--- START OF Records for the exercise ---
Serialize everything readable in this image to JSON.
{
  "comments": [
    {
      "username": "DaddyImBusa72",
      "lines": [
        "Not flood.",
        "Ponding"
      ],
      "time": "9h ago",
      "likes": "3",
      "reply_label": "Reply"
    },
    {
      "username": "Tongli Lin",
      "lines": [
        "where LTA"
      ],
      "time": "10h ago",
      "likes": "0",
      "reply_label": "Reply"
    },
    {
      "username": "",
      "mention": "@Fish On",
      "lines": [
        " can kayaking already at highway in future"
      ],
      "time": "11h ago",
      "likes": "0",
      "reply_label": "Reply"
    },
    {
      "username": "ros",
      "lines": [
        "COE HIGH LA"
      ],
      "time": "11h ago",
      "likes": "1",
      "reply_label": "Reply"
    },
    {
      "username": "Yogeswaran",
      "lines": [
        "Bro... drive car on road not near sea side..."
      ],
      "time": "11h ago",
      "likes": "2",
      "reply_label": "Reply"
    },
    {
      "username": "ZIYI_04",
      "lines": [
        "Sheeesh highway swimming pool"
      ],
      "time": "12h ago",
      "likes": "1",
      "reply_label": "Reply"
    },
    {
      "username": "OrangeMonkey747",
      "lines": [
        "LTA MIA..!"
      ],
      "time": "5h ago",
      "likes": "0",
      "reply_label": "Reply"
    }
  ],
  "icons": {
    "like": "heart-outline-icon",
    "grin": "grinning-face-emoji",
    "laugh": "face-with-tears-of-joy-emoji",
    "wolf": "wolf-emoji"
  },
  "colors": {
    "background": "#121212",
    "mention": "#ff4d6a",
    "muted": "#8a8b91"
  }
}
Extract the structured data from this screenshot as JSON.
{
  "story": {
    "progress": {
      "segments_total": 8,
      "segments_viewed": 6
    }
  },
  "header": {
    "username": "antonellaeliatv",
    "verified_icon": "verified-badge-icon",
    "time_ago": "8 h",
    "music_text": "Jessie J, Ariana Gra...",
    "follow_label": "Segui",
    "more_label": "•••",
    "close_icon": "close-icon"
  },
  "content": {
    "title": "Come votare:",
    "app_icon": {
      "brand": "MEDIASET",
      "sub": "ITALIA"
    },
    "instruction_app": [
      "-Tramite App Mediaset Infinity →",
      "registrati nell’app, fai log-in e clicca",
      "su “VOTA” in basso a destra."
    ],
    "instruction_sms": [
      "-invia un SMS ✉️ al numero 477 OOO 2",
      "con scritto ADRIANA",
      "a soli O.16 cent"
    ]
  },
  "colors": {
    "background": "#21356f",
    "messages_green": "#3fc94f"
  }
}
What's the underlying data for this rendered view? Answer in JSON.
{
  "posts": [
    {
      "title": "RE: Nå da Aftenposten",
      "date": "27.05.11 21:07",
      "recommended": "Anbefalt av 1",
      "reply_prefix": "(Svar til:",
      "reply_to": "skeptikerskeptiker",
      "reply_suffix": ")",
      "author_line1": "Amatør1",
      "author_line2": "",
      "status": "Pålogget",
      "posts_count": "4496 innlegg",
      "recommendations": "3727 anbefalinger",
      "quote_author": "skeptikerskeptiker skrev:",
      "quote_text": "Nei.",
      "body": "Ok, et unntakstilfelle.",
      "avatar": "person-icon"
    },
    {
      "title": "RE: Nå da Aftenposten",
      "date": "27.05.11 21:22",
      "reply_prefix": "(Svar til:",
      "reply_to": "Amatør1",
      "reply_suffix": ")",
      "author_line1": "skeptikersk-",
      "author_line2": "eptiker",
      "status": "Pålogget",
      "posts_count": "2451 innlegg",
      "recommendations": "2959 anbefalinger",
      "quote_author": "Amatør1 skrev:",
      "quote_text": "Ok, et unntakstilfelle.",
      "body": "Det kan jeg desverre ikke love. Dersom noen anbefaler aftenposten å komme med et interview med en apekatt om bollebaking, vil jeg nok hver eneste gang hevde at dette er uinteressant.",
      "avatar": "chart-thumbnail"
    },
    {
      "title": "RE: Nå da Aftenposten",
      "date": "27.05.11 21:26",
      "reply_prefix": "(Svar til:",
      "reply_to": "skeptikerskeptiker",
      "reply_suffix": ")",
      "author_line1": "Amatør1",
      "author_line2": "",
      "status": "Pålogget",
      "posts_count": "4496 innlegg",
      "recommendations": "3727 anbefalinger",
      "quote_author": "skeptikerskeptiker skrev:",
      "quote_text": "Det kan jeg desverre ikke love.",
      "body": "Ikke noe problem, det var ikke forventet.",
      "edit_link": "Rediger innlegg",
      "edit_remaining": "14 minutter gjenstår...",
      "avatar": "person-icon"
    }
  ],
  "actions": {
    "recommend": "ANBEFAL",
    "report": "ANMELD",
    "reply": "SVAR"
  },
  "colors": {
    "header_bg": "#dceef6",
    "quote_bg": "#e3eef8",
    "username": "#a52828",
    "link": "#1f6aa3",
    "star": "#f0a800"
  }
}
--- END OF Records for the exercise ---
# Given problem
Transcribe each entry exactly.

# The response
Serialize everything readable in this image to JSON.
{
  "comments": [
    {
      "username": "DaddyImBusa72",
      "lines": [
        "Not flood.",
        "Ponding"
      ],
      "time": "9h ago",
      "likes": "3",
      "reply_label": "Reply"
    },
    {
      "username": "Tongli Lin",
      "lines": [
        "where LTA"
      ],
      "time": "10h ago",
      "likes": "0",
      "reply_label": "Reply"
    },
    {
      "username": "",
      "mention": "@Fish On",
      "lines": [
        " can kayaking already at highway in future"
      ],
      "time": "11h ago",
      "likes": "0",
      "reply_label": "Reply"
    },
    {
      "username": "ros",
      "lines": [
        "COE HIGH LA"
      ],
      "time": "11h ago",
      "likes": "1",
      "reply_label": "Reply"
    },
    {
      "username": "Yogeswaran",
      "lines": [
        "Bro... drive car on road not near sea side..."
      ],
      "time": "11h ago",
      "likes": "2",
      "reply_label": "Reply"
    },
    {
      "username": "ZIYI_04",
      "lines": [
        "Sheeesh highway swimming pool"
      ],
      "time": "12h ago",
      "likes": "1",
      "reply_label": "Reply"
    },
    {
      "username": "OrangeMonkey747",
      "lines": [
        "LTA MIA..!"
      ],
      "time": "5h ago",
      "likes": "0",
      "reply_label": "Reply"
    }
  ],
  "icons": {
    "like": "heart-outline-icon",
    "grin": "grinning-face-emoji",
    "laugh": "face-with-tears-of-joy-emoji",
    "wolf": "wolf-emoji"
  },
  "colors": {
    "background": "#121212",
    "mention": "#ff4d6a",
    "muted": "#8a8b91"
  }
}
Extract the structured data from this screenshot as JSON.
{
  "story": {
    "progress": {
      "segments_total": 8,
      "segments_viewed": 6
    }
  },
  "header": {
    "username": "antonellaeliatv",
    "verified_icon": "verified-badge-icon",
    "time_ago": "8 h",
    "music_text": "Jessie J, Ariana Gra...",
    "follow_label": "Segui",
    "more_label": "•••",
    "close_icon": "close-icon"
  },
  "content": {
    "title": "Come votare:",
    "app_icon": {
      "brand": "MEDIASET",
      "sub": "ITALIA"
    },
    "instruction_app": [
      "-Tramite App Mediaset Infinity →",
      "registrati nell’app, fai log-in e clicca",
      "su “VOTA” in basso a destra."
    ],
    "instruction_sms": [
      "-invia un SMS ✉️ al numero 477 OOO 2",
      "con scritto ADRIANA",
      "a soli O.16 cent"
    ]
  },
  "colors": {
    "background": "#21356f",
    "messages_green": "#3fc94f"
  }
}
What's the underlying data for this rendered view? Answer in JSON.
{
  "posts": [
    {
      "title": "RE: Nå da Aftenposten",
      "date": "27.05.11 21:07",
      "recommended": "Anbefalt av 1",
      "reply_prefix": "(Svar til:",
      "reply_to": "skeptikerskeptiker",
      "reply_suffix": ")",
      "author_line1": "Amatør1",
      "author_line2": "",
      "status": "Pålogget",
      "posts_count": "4496 innlegg",
      "recommendations": "3727 anbefalinger",
      "quote_author": "skeptikerskeptiker skrev:",
      "quote_text": "Nei.",
      "body": "Ok, et unntakstilfelle.",
      "avatar": "person-icon"
    },
    {
      "title": "RE: Nå da Aftenposten",
      "date": "27.05.11 21:22",
      "reply_prefix": "(Svar til:",
      "reply_to": "Amatør1",
      "reply_suffix": ")",
      "author_line1": "skeptikersk-",
      "author_line2": "eptiker",
      "status": "Pålogget",
      "posts_count": "2451 innlegg",
      "recommendations": "2959 anbefalinger",
      "quote_author": "Amatør1 skrev:",
      "quote_text": "Ok, et unntakstilfelle.",
      "body": "Det kan jeg desverre ikke love. Dersom noen anbefaler aftenposten å komme med et interview med en apekatt om bollebaking, vil jeg nok hver eneste gang hevde at dette er uinteressant.",
      "avatar": "chart-thumbnail"
    },
    {
      "title": "RE: Nå da Aftenposten",
      "date": "27.05.11 21:26",
      "reply_prefix": "(Svar til:",
      "reply_to": "skeptikerskeptiker",
      "reply_suffix": ")",
      "author_line1": "Amatør1",
      "author_line2": "",
      "status": "Pålogget",
      "posts_count": "4496 innlegg",
      "recommendations": "3727 anbefalinger",
      "quote_author": "skeptikerskeptiker skrev:",
      "quote_text": "Det kan jeg desverre ikke love.",
      "body": "Ikke noe problem, det var ikke forventet.",
      "edit_link": "Rediger innlegg",
      "edit_remaining": "14 minutter gjenstår...",
      "avatar": "person-icon"
    }
  ],
  "actions": {
    "recommend": "ANBEFAL",
    "report": "ANMELD",
    "reply": "SVAR"
  },
  "colors": {
    "header_bg": "#dceef6",
    "quote_bg": "#e3eef8",
    "username": "#a52828",
    "link": "#1f6aa3",
    "star": "#f0a800"
  }
}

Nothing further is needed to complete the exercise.